### Stated task:
Repeat exactly each line of the data provided below.

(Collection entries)
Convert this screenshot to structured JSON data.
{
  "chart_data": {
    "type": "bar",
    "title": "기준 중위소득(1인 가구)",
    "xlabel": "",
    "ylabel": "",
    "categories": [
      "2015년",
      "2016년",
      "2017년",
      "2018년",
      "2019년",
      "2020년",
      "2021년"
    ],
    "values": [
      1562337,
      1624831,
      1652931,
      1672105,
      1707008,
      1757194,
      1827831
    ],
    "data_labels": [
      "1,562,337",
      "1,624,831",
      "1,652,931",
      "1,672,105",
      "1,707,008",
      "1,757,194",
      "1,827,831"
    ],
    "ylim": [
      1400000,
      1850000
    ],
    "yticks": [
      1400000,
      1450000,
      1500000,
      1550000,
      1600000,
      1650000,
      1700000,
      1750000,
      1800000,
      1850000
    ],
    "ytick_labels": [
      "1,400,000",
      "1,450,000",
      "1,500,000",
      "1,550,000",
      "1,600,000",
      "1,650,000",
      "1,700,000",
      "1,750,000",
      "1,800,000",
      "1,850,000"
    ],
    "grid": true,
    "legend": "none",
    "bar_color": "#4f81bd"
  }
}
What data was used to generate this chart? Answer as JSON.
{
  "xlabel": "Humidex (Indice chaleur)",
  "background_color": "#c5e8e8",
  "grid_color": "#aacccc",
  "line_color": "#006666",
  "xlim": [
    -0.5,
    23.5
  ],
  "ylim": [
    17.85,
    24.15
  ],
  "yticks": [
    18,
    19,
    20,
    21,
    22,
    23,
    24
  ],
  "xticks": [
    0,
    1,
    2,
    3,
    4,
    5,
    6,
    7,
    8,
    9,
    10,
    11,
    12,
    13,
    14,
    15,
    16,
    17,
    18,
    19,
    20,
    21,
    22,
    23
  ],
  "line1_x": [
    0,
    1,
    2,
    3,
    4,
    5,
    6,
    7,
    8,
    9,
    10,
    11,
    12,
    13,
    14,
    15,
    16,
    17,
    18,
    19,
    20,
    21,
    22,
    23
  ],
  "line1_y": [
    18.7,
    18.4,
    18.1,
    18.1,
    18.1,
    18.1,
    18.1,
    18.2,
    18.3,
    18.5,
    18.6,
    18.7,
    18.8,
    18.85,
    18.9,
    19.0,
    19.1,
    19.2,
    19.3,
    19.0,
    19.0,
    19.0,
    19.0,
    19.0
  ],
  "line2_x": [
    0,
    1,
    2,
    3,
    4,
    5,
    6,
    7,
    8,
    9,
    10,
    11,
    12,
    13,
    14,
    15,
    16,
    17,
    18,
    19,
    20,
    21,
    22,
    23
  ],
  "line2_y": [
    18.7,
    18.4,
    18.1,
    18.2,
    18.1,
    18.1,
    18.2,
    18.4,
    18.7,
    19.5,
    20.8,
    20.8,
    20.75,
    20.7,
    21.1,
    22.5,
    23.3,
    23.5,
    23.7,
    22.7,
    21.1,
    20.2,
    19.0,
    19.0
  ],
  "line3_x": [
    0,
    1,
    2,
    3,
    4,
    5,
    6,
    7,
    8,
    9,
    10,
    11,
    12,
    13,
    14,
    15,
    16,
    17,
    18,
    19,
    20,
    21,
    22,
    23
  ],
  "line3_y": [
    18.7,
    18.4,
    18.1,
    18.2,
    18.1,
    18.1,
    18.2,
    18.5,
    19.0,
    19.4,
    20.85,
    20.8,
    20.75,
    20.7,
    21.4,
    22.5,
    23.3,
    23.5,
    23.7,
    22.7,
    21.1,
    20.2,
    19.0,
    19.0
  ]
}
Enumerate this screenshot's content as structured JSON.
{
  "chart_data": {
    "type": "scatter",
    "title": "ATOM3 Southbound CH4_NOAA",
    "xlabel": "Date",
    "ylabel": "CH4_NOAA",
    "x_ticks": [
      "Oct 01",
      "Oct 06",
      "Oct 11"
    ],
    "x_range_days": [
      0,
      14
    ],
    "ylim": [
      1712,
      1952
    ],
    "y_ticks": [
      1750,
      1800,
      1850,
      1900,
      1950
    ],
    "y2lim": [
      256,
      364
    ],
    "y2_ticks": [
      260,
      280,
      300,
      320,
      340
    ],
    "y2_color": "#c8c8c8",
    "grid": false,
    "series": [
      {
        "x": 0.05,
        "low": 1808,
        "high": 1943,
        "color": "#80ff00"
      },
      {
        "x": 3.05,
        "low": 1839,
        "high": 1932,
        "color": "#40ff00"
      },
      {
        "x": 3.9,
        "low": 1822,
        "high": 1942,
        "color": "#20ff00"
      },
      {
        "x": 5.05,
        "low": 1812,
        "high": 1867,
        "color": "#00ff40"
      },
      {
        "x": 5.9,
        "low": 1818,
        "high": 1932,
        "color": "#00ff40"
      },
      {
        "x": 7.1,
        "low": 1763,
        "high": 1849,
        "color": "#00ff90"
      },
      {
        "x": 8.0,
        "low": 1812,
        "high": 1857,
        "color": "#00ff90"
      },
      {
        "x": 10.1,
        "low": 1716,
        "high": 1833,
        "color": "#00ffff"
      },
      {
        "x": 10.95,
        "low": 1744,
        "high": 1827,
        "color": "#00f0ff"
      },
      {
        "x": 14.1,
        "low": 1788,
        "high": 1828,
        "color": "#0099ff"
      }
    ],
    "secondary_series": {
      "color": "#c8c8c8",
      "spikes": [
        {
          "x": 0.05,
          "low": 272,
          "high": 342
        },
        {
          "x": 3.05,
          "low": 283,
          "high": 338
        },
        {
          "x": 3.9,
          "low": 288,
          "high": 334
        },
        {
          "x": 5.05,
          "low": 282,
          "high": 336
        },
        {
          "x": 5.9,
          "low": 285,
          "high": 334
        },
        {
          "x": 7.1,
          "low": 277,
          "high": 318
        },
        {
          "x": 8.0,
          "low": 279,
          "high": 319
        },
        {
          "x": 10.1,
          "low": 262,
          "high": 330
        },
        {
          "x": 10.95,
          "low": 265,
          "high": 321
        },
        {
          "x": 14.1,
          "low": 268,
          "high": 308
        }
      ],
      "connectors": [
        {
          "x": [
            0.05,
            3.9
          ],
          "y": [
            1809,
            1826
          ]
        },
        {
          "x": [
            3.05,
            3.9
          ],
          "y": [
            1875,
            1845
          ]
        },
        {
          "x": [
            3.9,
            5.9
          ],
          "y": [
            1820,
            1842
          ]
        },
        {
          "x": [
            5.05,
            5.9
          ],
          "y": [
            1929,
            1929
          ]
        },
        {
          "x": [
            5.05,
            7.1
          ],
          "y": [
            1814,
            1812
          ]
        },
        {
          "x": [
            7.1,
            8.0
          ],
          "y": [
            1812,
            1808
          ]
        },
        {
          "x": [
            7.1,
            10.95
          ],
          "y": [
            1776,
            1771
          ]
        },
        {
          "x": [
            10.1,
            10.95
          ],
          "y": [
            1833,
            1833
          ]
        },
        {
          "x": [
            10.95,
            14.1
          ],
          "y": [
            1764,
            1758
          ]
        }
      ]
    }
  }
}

### Expected answer:
Convert this screenshot to structured JSON data.
{
  "chart_data": {
    "type": "bar",
    "title": "기준 중위소득(1인 가구)",
    "xlabel": "",
    "ylabel": "",
    "categories": [
      "2015년",
      "2016년",
      "2017년",
      "2018년",
      "2019년",
      "2020년",
      "2021년"
    ],
    "values": [
      1562337,
      1624831,
      1652931,
      1672105,
      1707008,
      1757194,
      1827831
    ],
    "data_labels": [
      "1,562,337",
      "1,624,831",
      "1,652,931",
      "1,672,105",
      "1,707,008",
      "1,757,194",
      "1,827,831"
    ],
    "ylim": [
      1400000,
      1850000
    ],
    "yticks": [
      1400000,
      1450000,
      1500000,
      1550000,
      1600000,
      1650000,
      1700000,
      1750000,
      1800000,
      1850000
    ],
    "ytick_labels": [
      "1,400,000",
      "1,450,000",
      "1,500,000",
      "1,550,000",
      "1,600,000",
      "1,650,000",
      "1,700,000",
      "1,750,000",
      "1,800,000",
      "1,850,000"
    ],
    "grid": true,
    "legend": "none",
    "bar_color": "#4f81bd"
  }
}
What data was used to generate this chart? Answer as JSON.
{
  "xlabel": "Humidex (Indice chaleur)",
  "background_color": "#c5e8e8",
  "grid_color": "#aacccc",
  "line_color": "#006666",
  "xlim": [
    -0.5,
    23.5
  ],
  "ylim": [
    17.85,
    24.15
  ],
  "yticks": [
    18,
    19,
    20,
    21,
    22,
    23,
    24
  ],
  "xticks": [
    0,
    1,
    2,
    3,
    4,
    5,
    6,
    7,
    8,
    9,
    10,
    11,
    12,
    13,
    14,
    15,
    16,
    17,
    18,
    19,
    20,
    21,
    22,
    23
  ],
  "line1_x": [
    0,
    1,
    2,
    3,
    4,
    5,
    6,
    7,
    8,
    9,
    10,
    11,
    12,
    13,
    14,
    15,
    16,
    17,
    18,
    19,
    20,
    21,
    22,
    23
  ],
  "line1_y": [
    18.7,
    18.4,
    18.1,
    18.1,
    18.1,
    18.1,
    18.1,
    18.2,
    18.3,
    18.5,
    18.6,
    18.7,
    18.8,
    18.85,
    18.9,
    19.0,
    19.1,
    19.2,
    19.3,
    19.0,
    19.0,
    19.0,
    19.0,
    19.0
  ],
  "line2_x": [
    0,
    1,
    2,
    3,
    4,
    5,
    6,
    7,
    8,
    9,
    10,
    11,
    12,
    13,
    14,
    15,
    16,
    17,
    18,
    19,
    20,
    21,
    22,
    23
  ],
  "line2_y": [
    18.7,
    18.4,
    18.1,
    18.2,
    18.1,
    18.1,
    18.2,
    18.4,
    18.7,
    19.5,
    20.8,
    20.8,
    20.75,
    20.7,
    21.1,
    22.5,
    23.3,
    23.5,
    23.7,
    22.7,
    21.1,
    20.2,
    19.0,
    19.0
  ],
  "line3_x": [
    0,
    1,
    2,
    3,
    4,
    5,
    6,
    7,
    8,
    9,
    10,
    11,
    12,
    13,
    14,
    15,
    16,
    17,
    18,
    19,
    20,
    21,
    22,
    23
  ],
  "line3_y": [
    18.7,
    18.4,
    18.1,
    18.2,
    18.1,
    18.1,
    18.2,
    18.5,
    19.0,
    19.4,
    20.85,
    20.8,
    20.75,
    20.7,
    21.4,
    22.5,
    23.3,
    23.5,
    23.7,
    22.7,
    21.1,
    20.2,
    19.0,
    19.0
  ]
}
Enumerate this screenshot's content as structured JSON.
{
  "chart_data": {
    "type": "scatter",
    "title": "ATOM3 Southbound CH4_NOAA",
    "xlabel": "Date",
    "ylabel": "CH4_NOAA",
    "x_ticks": [
      "Oct 01",
      "Oct 06",
      "Oct 11"
    ],
    "x_range_days": [
      0,
      14
    ],
    "ylim": [
      1712,
      1952
    ],
    "y_ticks": [
      1750,
      1800,
      1850,
      1900,
      1950
    ],
    "y2lim": [
      256,
      364
    ],
    "y2_ticks": [
      260,
      280,
      300,
      320,
      340
    ],
    "y2_color": "#c8c8c8",
    "grid": false,
    "series": [
      {
        "x": 0.05,
        "low": 1808,
        "high": 1943,
        "color": "#80ff00"
      },
      {
        "x": 3.05,
        "low": 1839,
        "high": 1932,
        "color": "#40ff00"
      },
      {
        "x": 3.9,
        "low": 1822,
        "high": 1942,
        "color": "#20ff00"
      },
      {
        "x": 5.05,
        "low": 1812,
        "high": 1867,
        "color": "#00ff40"
      },
      {
        "x": 5.9,
        "low": 1818,
        "high": 1932,
        "color": "#00ff40"
      },
      {
        "x": 7.1,
        "low": 1763,
        "high": 1849,
        "color": "#00ff90"
      },
      {
        "x": 8.0,
        "low": 1812,
        "high": 1857,
        "color": "#00ff90"
      },
      {
        "x": 10.1,
        "low": 1716,
        "high": 1833,
        "color": "#00ffff"
      },
      {
        "x": 10.95,
        "low": 1744,
        "high": 1827,
        "color": "#00f0ff"
      },
      {
        "x": 14.1,
        "low": 1788,
        "high": 1828,
        "color": "#0099ff"
      }
    ],
    "secondary_series": {
      "color": "#c8c8c8",
      "spikes": [
        {
          "x": 0.05,
          "low": 272,
          "high": 342
        },
        {
          "x": 3.05,
          "low": 283,
          "high": 338
        },
        {
          "x": 3.9,
          "low": 288,
          "high": 334
        },
        {
          "x": 5.05,
          "low": 282,
          "high": 336
        },
        {
          "x": 5.9,
          "low": 285,
          "high": 334
        },
        {
          "x": 7.1,
          "low": 277,
          "high": 318
        },
        {
          "x": 8.0,
          "low": 279,
          "high": 319
        },
        {
          "x": 10.1,
          "low": 262,
          "high": 330
        },
        {
          "x": 10.95,
          "low": 265,
          "high": 321
        },
        {
          "x": 14.1,
          "low": 268,
          "high": 308
        }
      ],
      "connectors": [
        {
          "x": [
            0.05,
            3.9
          ],
          "y": [
            1809,
            1826
          ]
        },
        {
          "x": [
            3.05,
            3.9
          ],
          "y": [
            1875,
            1845
          ]
        },
        {
          "x": [
            3.9,
            5.9
          ],
          "y": [
            1820,
            1842
          ]
        },
        {
          "x": [
            5.05,
            5.9
          ],
          "y": [
            1929,
            1929
          ]
        },
        {
          "x": [
            5.05,
            7.1
          ],
          "y": [
            1814,
            1812
          ]
        },
        {
          "x": [
            7.1,
            8.0
          ],
          "y": [
            1812,
            1808
          ]
        },
        {
          "x": [
            7.1,
            10.95
          ],
          "y": [
            1776,
            1771
          ]
        },
        {
          "x": [
            10.1,
            10.95
          ],
          "y": [
            1833,
            1833
          ]
        },
        {
          "x": [
            10.95,
            14.1
          ],
          "y": [
            1764,
            1758
          ]
        }
      ]
    }
  }
}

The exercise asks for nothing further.